## [Problem description]
Reproduce the listing below character for character; drop every image.

** START The records **

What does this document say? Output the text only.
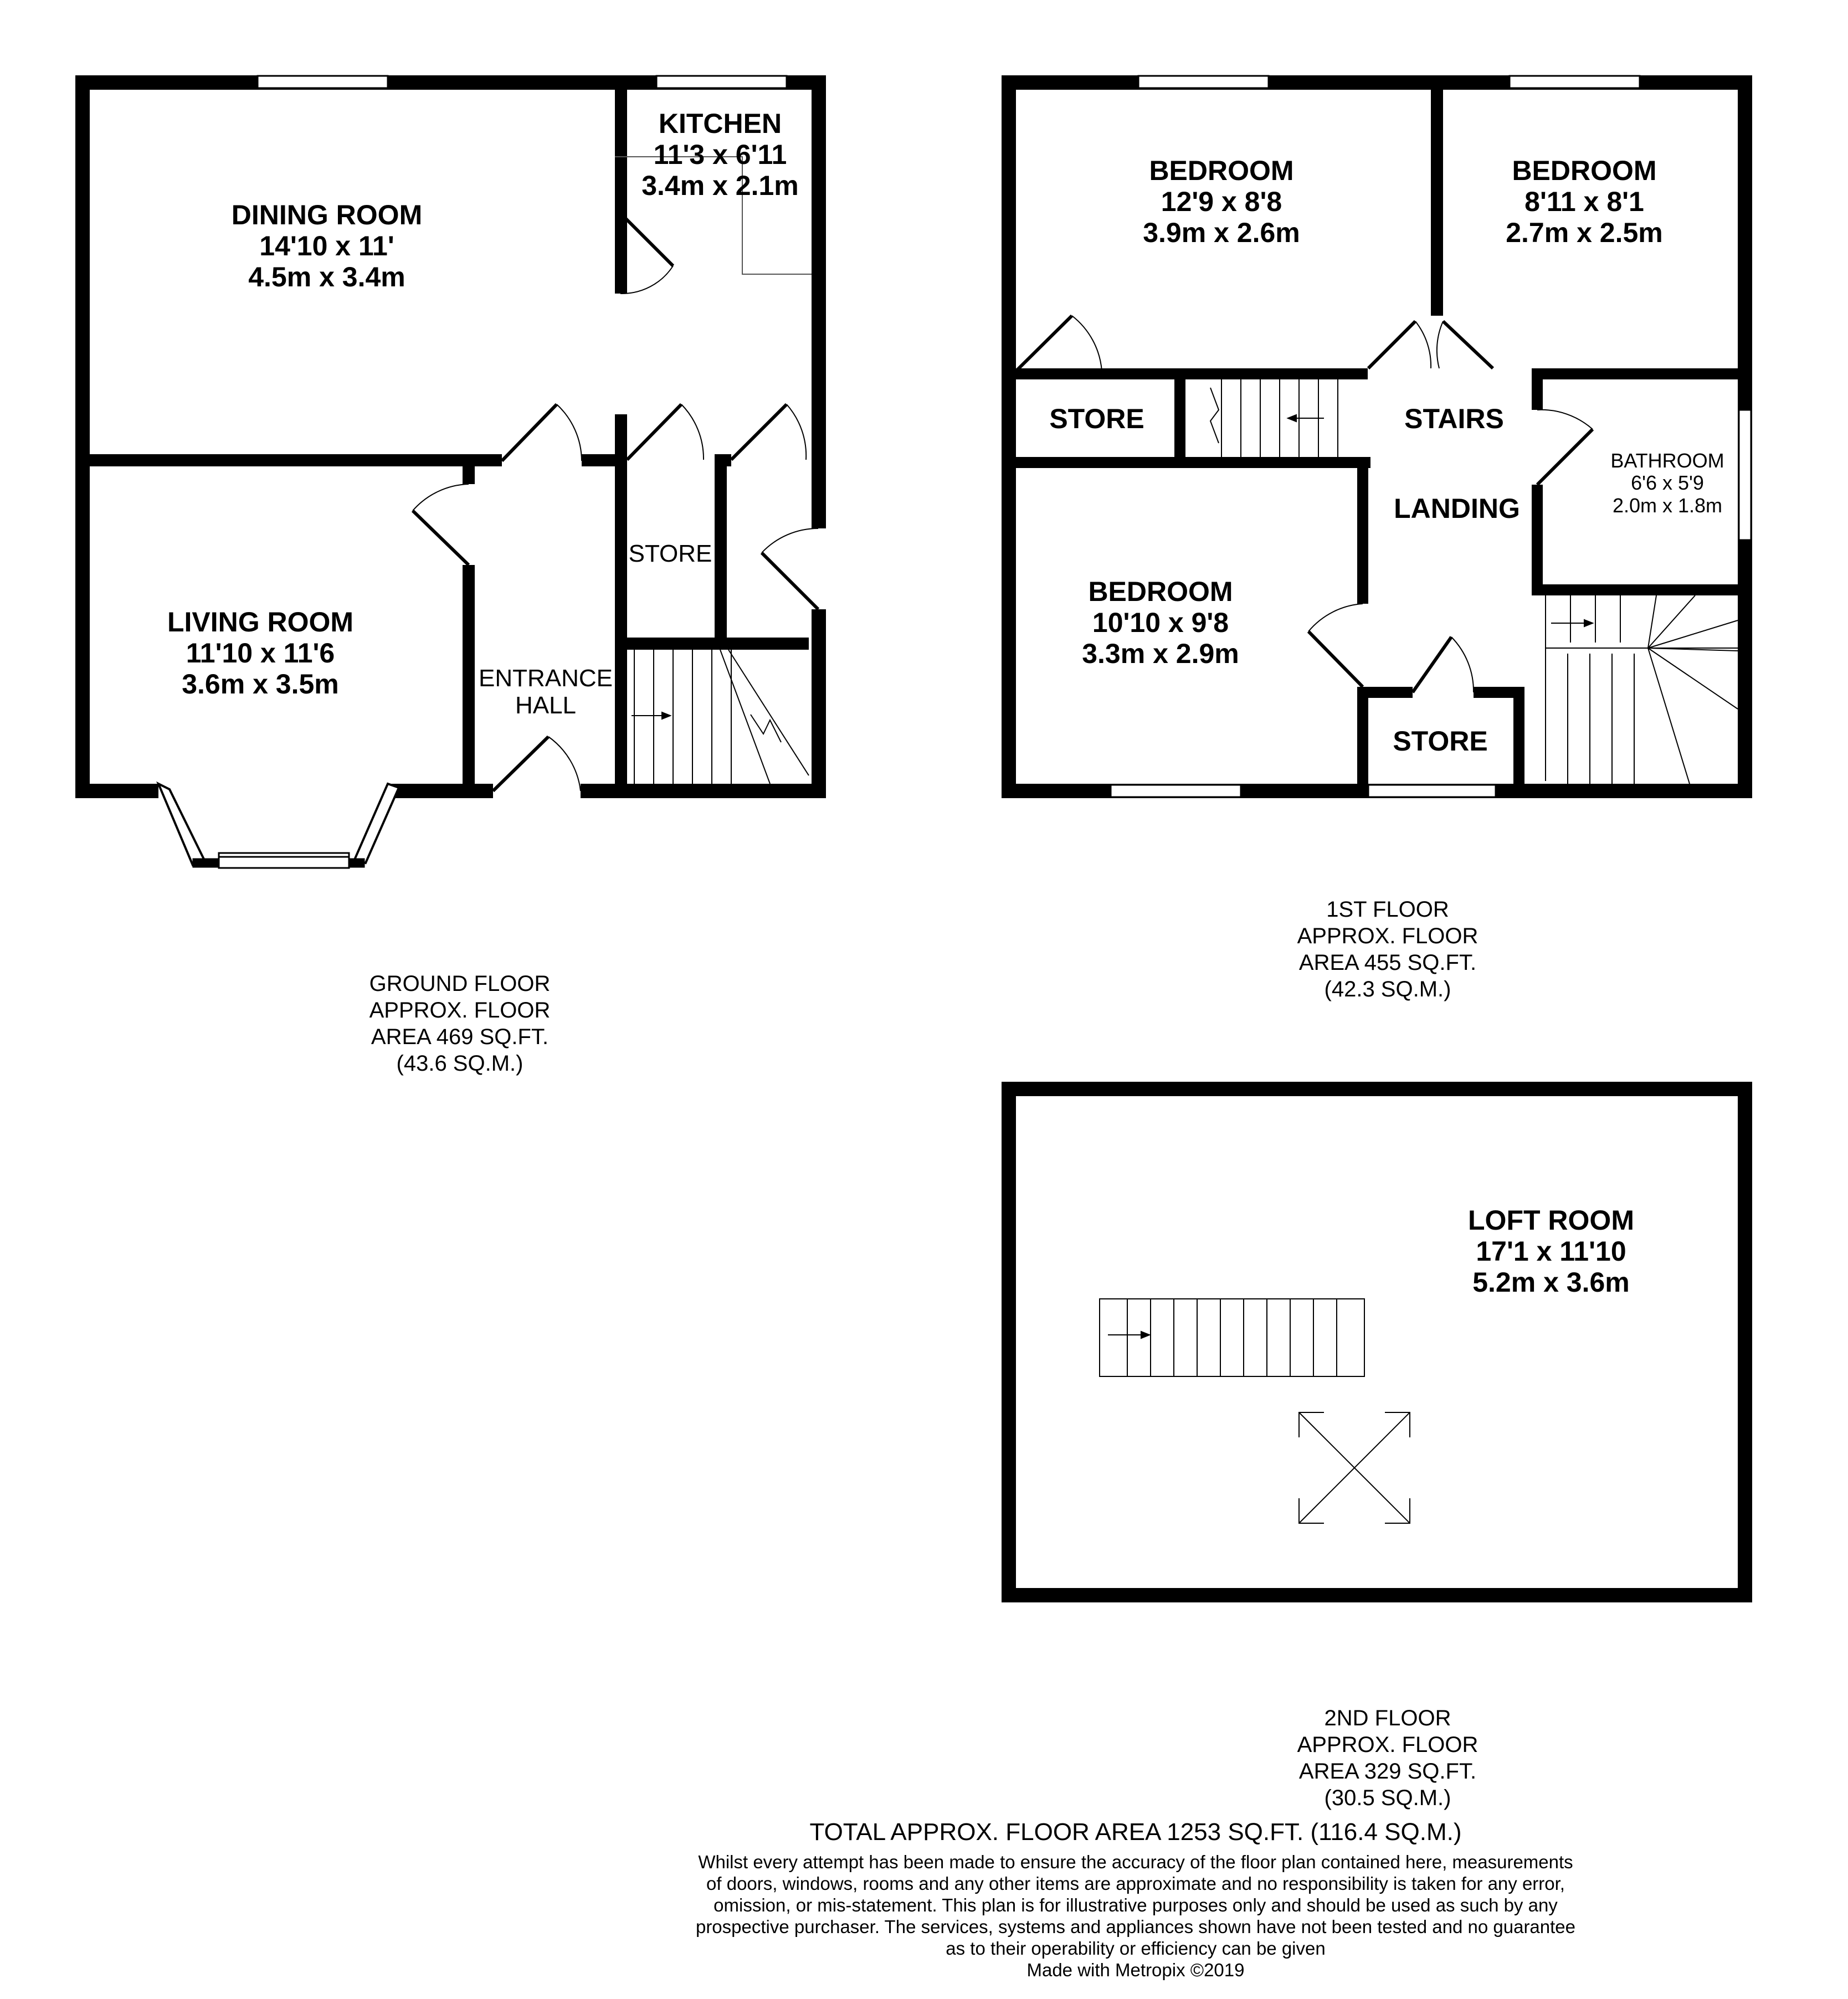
DINING ROOM
14'10 x 11'
4.5m x 3.4m
KITCHEN
11'3 x 6'11
3.4m x 2.1m
LIVING ROOM
11'10 x 11'6
3.6m x 3.5m
STORE
ENTRANCE
HALL
GROUND FLOOR
APPROX. FLOOR
AREA 469 SQ.FT.
(43.6 SQ.M.)
BEDROOM
12'9 x 8'8
3.9m x 2.6m
BEDROOM
8'11 x 8'1
2.7m x 2.5m
BEDROOM
10'10 x 9'8
3.3m x 2.9m
STORE
STORE
STAIRS
LANDING
BATHROOM
6'6 x 5'9
2.0m x 1.8m
1ST FLOOR
APPROX. FLOOR
AREA 455 SQ.FT.
(42.3 SQ.M.)
LOFT ROOM
17'1 x 11'10
5.2m x 3.6m
2ND FLOOR
APPROX. FLOOR
AREA 329 SQ.FT.
(30.5 SQ.M.)
TOTAL APPROX. FLOOR AREA 1253 SQ.FT. (116.4 SQ.M.)
Whilst every attempt has been made to ensure the accuracy of the floor plan contained here, measurements
of doors, windows, rooms and any other items are approximate and no responsibility is taken for any error,
omission, or mis-statement. This plan is for illustrative purposes only and should be used as such by any
prospective purchaser. The services, systems and appliances shown have not been tested and no guarantee
as to their operability or efficiency can be given
Made with Metropix ©2019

** END The records **

## [Result of this exercise]
What does this document say? Output the text only.
DINING ROOM
14'10 x 11'
4.5m x 3.4m
KITCHEN
11'3 x 6'11
3.4m x 2.1m
LIVING ROOM
11'10 x 11'6
3.6m x 3.5m
STORE
ENTRANCE
HALL
GROUND FLOOR
APPROX. FLOOR
AREA 469 SQ.FT.
(43.6 SQ.M.)
BEDROOM
12'9 x 8'8
3.9m x 2.6m
BEDROOM
8'11 x 8'1
2.7m x 2.5m
BEDROOM
10'10 x 9'8
3.3m x 2.9m
STORE
STORE
STAIRS
LANDING
BATHROOM
6'6 x 5'9
2.0m x 1.8m
1ST FLOOR
APPROX. FLOOR
AREA 455 SQ.FT.
(42.3 SQ.M.)
LOFT ROOM
17'1 x 11'10
5.2m x 3.6m
2ND FLOOR
APPROX. FLOOR
AREA 329 SQ.FT.
(30.5 SQ.M.)
TOTAL APPROX. FLOOR AREA 1253 SQ.FT. (116.4 SQ.M.)
Whilst every attempt has been made to ensure the accuracy of the floor plan contained here, measurements
of doors, windows, rooms and any other items are approximate and no responsibility is taken for any error,
omission, or mis-statement. This plan is for illustrative purposes only and should be used as such by any
prospective purchaser. The services, systems and appliances shown have not been tested and no guarantee
as to their operability or efficiency can be given
Made with Metropix ©2019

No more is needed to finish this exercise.